-- START --

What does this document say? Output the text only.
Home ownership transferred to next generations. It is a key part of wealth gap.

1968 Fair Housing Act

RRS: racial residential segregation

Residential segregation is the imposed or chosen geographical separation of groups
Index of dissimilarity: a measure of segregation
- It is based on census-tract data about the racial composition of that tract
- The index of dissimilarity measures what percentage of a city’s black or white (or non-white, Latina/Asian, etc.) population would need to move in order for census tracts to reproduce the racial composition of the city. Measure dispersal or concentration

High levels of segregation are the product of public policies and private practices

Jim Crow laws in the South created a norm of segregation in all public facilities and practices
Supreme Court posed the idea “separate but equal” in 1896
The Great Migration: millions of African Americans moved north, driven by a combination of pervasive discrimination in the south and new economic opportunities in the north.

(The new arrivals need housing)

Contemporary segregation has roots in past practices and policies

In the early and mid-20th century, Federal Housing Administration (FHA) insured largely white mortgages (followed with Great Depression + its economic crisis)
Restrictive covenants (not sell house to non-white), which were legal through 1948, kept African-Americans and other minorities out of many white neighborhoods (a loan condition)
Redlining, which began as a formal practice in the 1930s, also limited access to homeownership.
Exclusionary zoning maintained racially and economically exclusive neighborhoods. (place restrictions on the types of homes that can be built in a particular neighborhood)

-- END --

## Task instructions
Return only those lines of the records that contain the string "segregation".

## Solved exercise
RRS: racial residential segregation
Residential segregation is the imposed or chosen geographical separation of groups
Index of dissimilarity: a measure of segregation
High levels of segregation are the product of public policies and private practices
Jim Crow laws in the South created a norm of segregation in all public facilities and practices
Contemporary segregation has roots in past practices and policies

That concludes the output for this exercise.